--- Structured figure records ---
>>>>>

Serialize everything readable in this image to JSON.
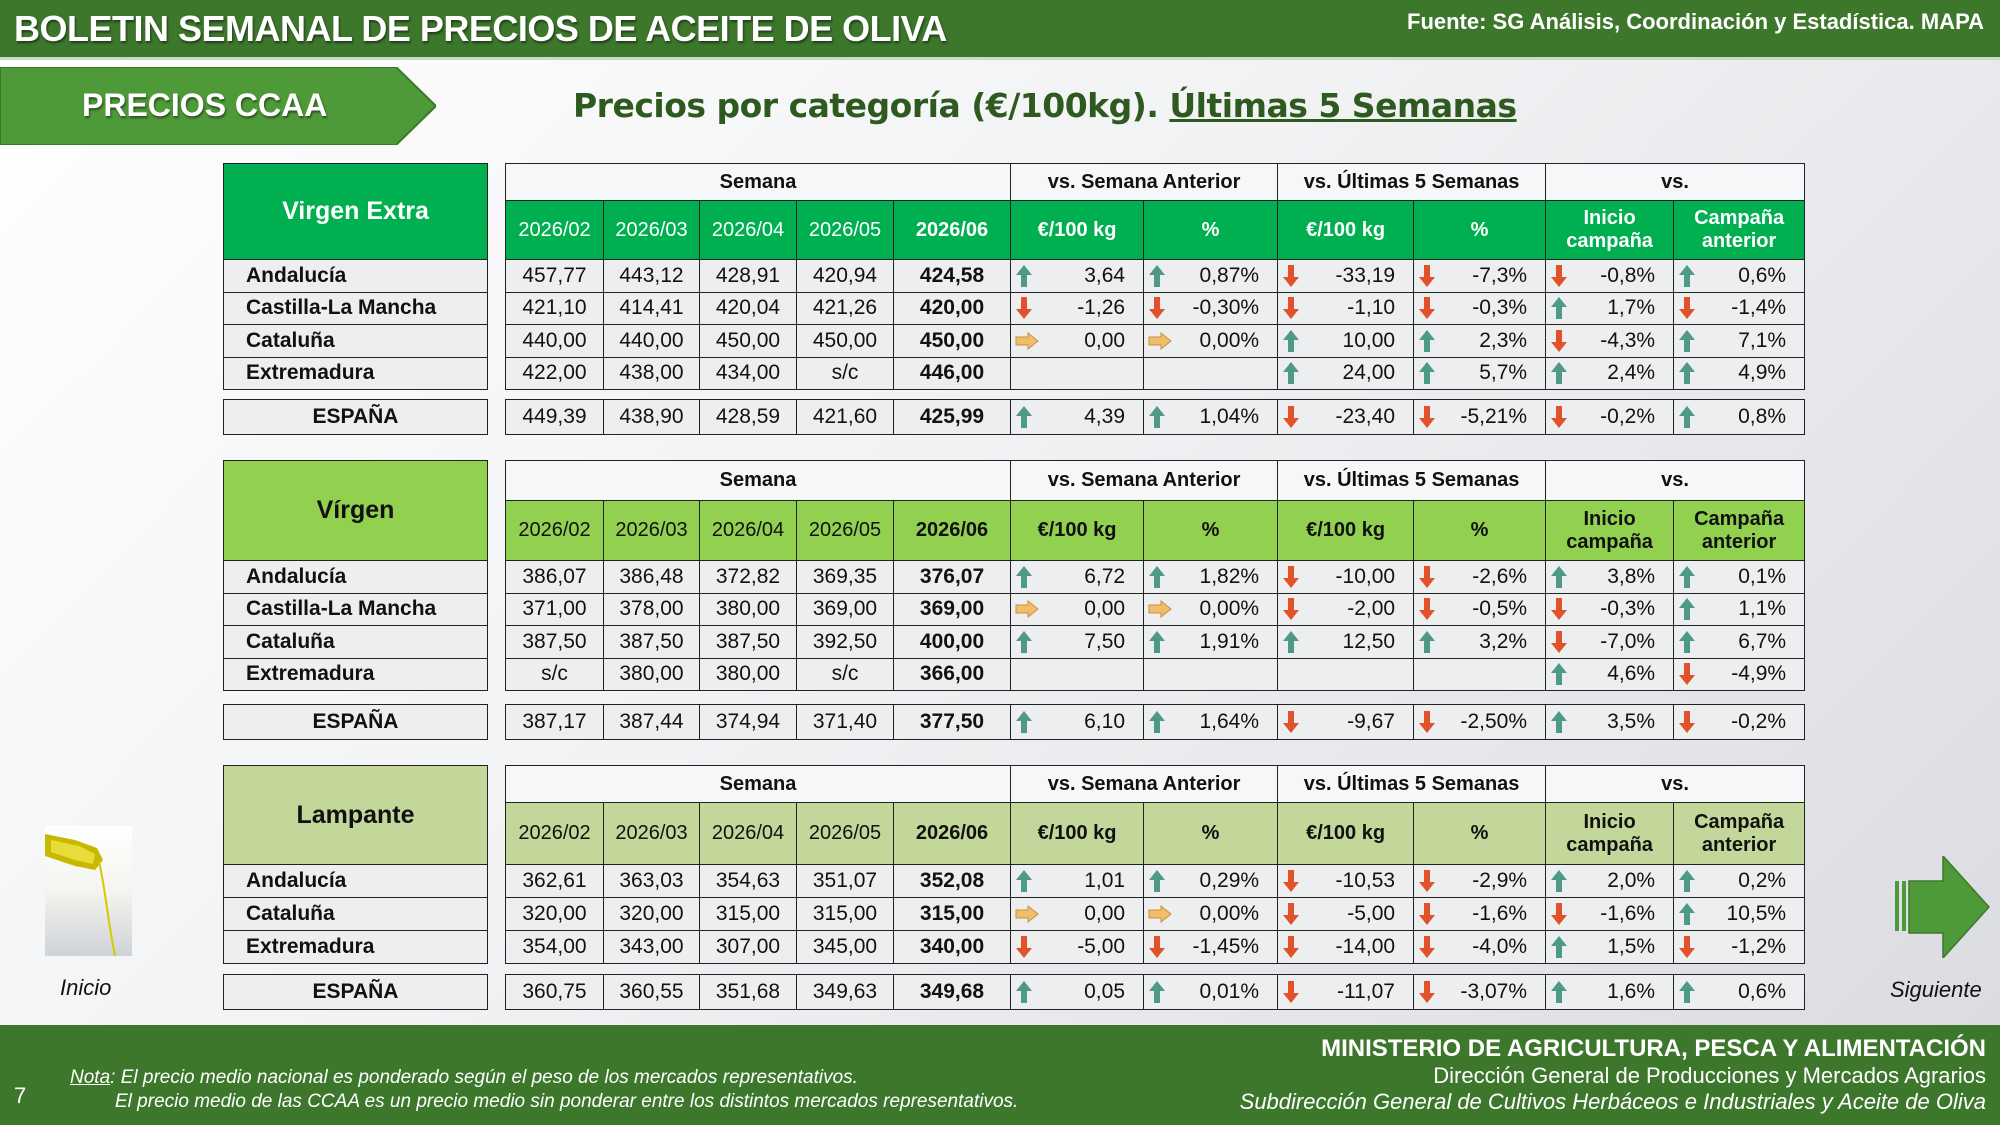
{
  "header": {
    "title": "BOLETIN SEMANAL DE PRECIOS DE ACEITE DE OLIVA",
    "source": "Fuente: SG Análisis, Coordinación y Estadística. MAPA"
  },
  "section_label": "PRECIOS CCAA",
  "subtitle": {
    "main": "Precios por categoría (€/100kg).",
    "underlined": "Últimas 5 Semanas"
  },
  "colors": {
    "header_bar": "#3d772c",
    "section_tab": "#4f9a38",
    "up_arrow": "#4f9a86",
    "down_arrow": "#e2522a",
    "flat_arrow": "#f2bd6a"
  },
  "column_headers": {
    "semana": "Semana",
    "vs_semana_anterior": "vs. Semana Anterior",
    "vs_ultimas_5": "vs. Últimas 5 Semanas",
    "vs": "vs.",
    "sub": [
      "€/100 kg",
      "%",
      "€/100 kg",
      "%",
      "Inicio campaña",
      "Campaña anterior"
    ]
  },
  "tables": [
    {
      "category": "Virgen Extra",
      "header_color": "#00b050",
      "weeks": [
        "2026/02",
        "2026/03",
        "2026/04",
        "2026/05",
        "2026/06"
      ],
      "rows": [
        {
          "region": "Andalucía",
          "prices": [
            "457,77",
            "443,12",
            "428,91",
            "420,94",
            "424,58"
          ],
          "changes": [
            [
              "up",
              "3,64"
            ],
            [
              "up",
              "0,87%"
            ],
            [
              "down",
              "-33,19"
            ],
            [
              "down",
              "-7,3%"
            ],
            [
              "down",
              "-0,8%"
            ],
            [
              "up",
              "0,6%"
            ]
          ]
        },
        {
          "region": "Castilla-La Mancha",
          "prices": [
            "421,10",
            "414,41",
            "420,04",
            "421,26",
            "420,00"
          ],
          "changes": [
            [
              "down",
              "-1,26"
            ],
            [
              "down",
              "-0,30%"
            ],
            [
              "down",
              "-1,10"
            ],
            [
              "down",
              "-0,3%"
            ],
            [
              "up",
              "1,7%"
            ],
            [
              "down",
              "-1,4%"
            ]
          ]
        },
        {
          "region": "Cataluña",
          "prices": [
            "440,00",
            "440,00",
            "450,00",
            "450,00",
            "450,00"
          ],
          "changes": [
            [
              "flat",
              "0,00"
            ],
            [
              "flat",
              "0,00%"
            ],
            [
              "up",
              "10,00"
            ],
            [
              "up",
              "2,3%"
            ],
            [
              "down",
              "-4,3%"
            ],
            [
              "up",
              "7,1%"
            ]
          ]
        },
        {
          "region": "Extremadura",
          "prices": [
            "422,00",
            "438,00",
            "434,00",
            "s/c",
            "446,00"
          ],
          "changes": [
            [
              "",
              ""
            ],
            [
              "",
              ""
            ],
            [
              "up",
              "24,00"
            ],
            [
              "up",
              "5,7%"
            ],
            [
              "up",
              "2,4%"
            ],
            [
              "up",
              "4,9%"
            ]
          ]
        }
      ],
      "total": {
        "region": "ESPAÑA",
        "prices": [
          "449,39",
          "438,90",
          "428,59",
          "421,60",
          "425,99"
        ],
        "changes": [
          [
            "up",
            "4,39"
          ],
          [
            "up",
            "1,04%"
          ],
          [
            "down",
            "-23,40"
          ],
          [
            "down",
            "-5,21%"
          ],
          [
            "down",
            "-0,2%"
          ],
          [
            "up",
            "0,8%"
          ]
        ]
      }
    },
    {
      "category": "Vírgen",
      "header_color": "#92d050",
      "weeks": [
        "2026/02",
        "2026/03",
        "2026/04",
        "2026/05",
        "2026/06"
      ],
      "rows": [
        {
          "region": "Andalucía",
          "prices": [
            "386,07",
            "386,48",
            "372,82",
            "369,35",
            "376,07"
          ],
          "changes": [
            [
              "up",
              "6,72"
            ],
            [
              "up",
              "1,82%"
            ],
            [
              "down",
              "-10,00"
            ],
            [
              "down",
              "-2,6%"
            ],
            [
              "up",
              "3,8%"
            ],
            [
              "up",
              "0,1%"
            ]
          ]
        },
        {
          "region": "Castilla-La Mancha",
          "prices": [
            "371,00",
            "378,00",
            "380,00",
            "369,00",
            "369,00"
          ],
          "changes": [
            [
              "flat",
              "0,00"
            ],
            [
              "flat",
              "0,00%"
            ],
            [
              "down",
              "-2,00"
            ],
            [
              "down",
              "-0,5%"
            ],
            [
              "down",
              "-0,3%"
            ],
            [
              "up",
              "1,1%"
            ]
          ]
        },
        {
          "region": "Cataluña",
          "prices": [
            "387,50",
            "387,50",
            "387,50",
            "392,50",
            "400,00"
          ],
          "changes": [
            [
              "up",
              "7,50"
            ],
            [
              "up",
              "1,91%"
            ],
            [
              "up",
              "12,50"
            ],
            [
              "up",
              "3,2%"
            ],
            [
              "down",
              "-7,0%"
            ],
            [
              "up",
              "6,7%"
            ]
          ]
        },
        {
          "region": "Extremadura",
          "prices": [
            "s/c",
            "380,00",
            "380,00",
            "s/c",
            "366,00"
          ],
          "changes": [
            [
              "",
              ""
            ],
            [
              "",
              ""
            ],
            [
              "",
              ""
            ],
            [
              "",
              ""
            ],
            [
              "up",
              "4,6%"
            ],
            [
              "down",
              "-4,9%"
            ]
          ]
        }
      ],
      "total": {
        "region": "ESPAÑA",
        "prices": [
          "387,17",
          "387,44",
          "374,94",
          "371,40",
          "377,50"
        ],
        "changes": [
          [
            "up",
            "6,10"
          ],
          [
            "up",
            "1,64%"
          ],
          [
            "down",
            "-9,67"
          ],
          [
            "down",
            "-2,50%"
          ],
          [
            "up",
            "3,5%"
          ],
          [
            "down",
            "-0,2%"
          ]
        ]
      }
    },
    {
      "category": "Lampante",
      "header_color": "#c4d79b",
      "weeks": [
        "2026/02",
        "2026/03",
        "2026/04",
        "2026/05",
        "2026/06"
      ],
      "rows": [
        {
          "region": "Andalucía",
          "prices": [
            "362,61",
            "363,03",
            "354,63",
            "351,07",
            "352,08"
          ],
          "changes": [
            [
              "up",
              "1,01"
            ],
            [
              "up",
              "0,29%"
            ],
            [
              "down",
              "-10,53"
            ],
            [
              "down",
              "-2,9%"
            ],
            [
              "up",
              "2,0%"
            ],
            [
              "up",
              "0,2%"
            ]
          ]
        },
        {
          "region": "Cataluña",
          "prices": [
            "320,00",
            "320,00",
            "315,00",
            "315,00",
            "315,00"
          ],
          "changes": [
            [
              "flat",
              "0,00"
            ],
            [
              "flat",
              "0,00%"
            ],
            [
              "down",
              "-5,00"
            ],
            [
              "down",
              "-1,6%"
            ],
            [
              "down",
              "-1,6%"
            ],
            [
              "up",
              "10,5%"
            ]
          ]
        },
        {
          "region": "Extremadura",
          "prices": [
            "354,00",
            "343,00",
            "307,00",
            "345,00",
            "340,00"
          ],
          "changes": [
            [
              "down",
              "-5,00"
            ],
            [
              "down",
              "-1,45%"
            ],
            [
              "down",
              "-14,00"
            ],
            [
              "down",
              "-4,0%"
            ],
            [
              "up",
              "1,5%"
            ],
            [
              "down",
              "-1,2%"
            ]
          ]
        }
      ],
      "total": {
        "region": "ESPAÑA",
        "prices": [
          "360,75",
          "360,55",
          "351,68",
          "349,63",
          "349,68"
        ],
        "changes": [
          [
            "up",
            "0,05"
          ],
          [
            "up",
            "0,01%"
          ],
          [
            "down",
            "-11,07"
          ],
          [
            "down",
            "-3,07%"
          ],
          [
            "up",
            "1,6%"
          ],
          [
            "up",
            "0,6%"
          ]
        ]
      }
    }
  ],
  "nav": {
    "prev_label": "Inicio",
    "next_label": "Siguiente"
  },
  "footer": {
    "page_number": "7",
    "note_label": "Nota",
    "note_line1": ": El precio medio nacional es ponderado según el peso de los mercados representativos.",
    "note_line2": "El precio medio de las CCAA es un precio medio sin ponderar entre los distintos mercados representativos.",
    "ministry": "MINISTERIO DE AGRICULTURA, PESCA Y ALIMENTACIÓN",
    "directorate": "Dirección General de Producciones y Mercados Agrarios",
    "subdirectorate": "Subdirección General de Cultivos Herbáceos e Industriales y Aceite de Oliva"
  }
}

<<<<<

--- Your objective ---
Show every line of the listing in which the string "representativos" can be found.

--- Answer to the task ---
    "note_line1": ": El precio medio nacional es ponderado según el peso de los mercados representativos.",
    "note_line2": "El precio medio de las CCAA es un precio medio sin ponderar entre los distintos mercados representativos.",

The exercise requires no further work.